## Short problem
Copy the data word for word, keeping every line.
----------------------------------------
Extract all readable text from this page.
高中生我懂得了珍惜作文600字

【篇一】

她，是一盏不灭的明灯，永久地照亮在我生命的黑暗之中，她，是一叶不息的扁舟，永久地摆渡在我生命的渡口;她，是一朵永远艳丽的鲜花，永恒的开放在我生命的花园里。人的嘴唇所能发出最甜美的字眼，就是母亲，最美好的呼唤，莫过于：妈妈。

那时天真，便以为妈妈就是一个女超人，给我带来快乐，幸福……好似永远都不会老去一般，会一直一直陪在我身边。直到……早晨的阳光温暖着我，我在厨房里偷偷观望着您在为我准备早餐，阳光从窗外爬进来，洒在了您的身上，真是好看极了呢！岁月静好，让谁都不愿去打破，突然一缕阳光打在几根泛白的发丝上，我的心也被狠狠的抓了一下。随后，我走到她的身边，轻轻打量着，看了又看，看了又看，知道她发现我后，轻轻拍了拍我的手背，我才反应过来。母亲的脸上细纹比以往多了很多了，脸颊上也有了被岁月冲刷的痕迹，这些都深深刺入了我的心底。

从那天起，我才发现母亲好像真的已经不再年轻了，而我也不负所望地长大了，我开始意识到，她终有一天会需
----------------------------------------
## Solution to the exercise
Extract all readable text from this page.
高中生我懂得了珍惜作文600字

【篇一】

她，是一盏不灭的明灯，永久地照亮在我生命的黑暗之中，她，是一叶不息的扁舟，永久地摆渡在我生命的渡口;她，是一朵永远艳丽的鲜花，永恒的开放在我生命的花园里。人的嘴唇所能发出最甜美的字眼，就是母亲，最美好的呼唤，莫过于：妈妈。

那时天真，便以为妈妈就是一个女超人，给我带来快乐，幸福……好似永远都不会老去一般，会一直一直陪在我身边。直到……早晨的阳光温暖着我，我在厨房里偷偷观望着您在为我准备早餐，阳光从窗外爬进来，洒在了您的身上，真是好看极了呢！岁月静好，让谁都不愿去打破，突然一缕阳光打在几根泛白的发丝上，我的心也被狠狠的抓了一下。随后，我走到她的身边，轻轻打量着，看了又看，看了又看，知道她发现我后，轻轻拍了拍我的手背，我才反应过来。母亲的脸上细纹比以往多了很多了，脸颊上也有了被岁月冲刷的痕迹，这些都深深刺入了我的心底。

从那天起，我才发现母亲好像真的已经不再年轻了，而我也不负所望地长大了，我开始意识到，她终有一天会需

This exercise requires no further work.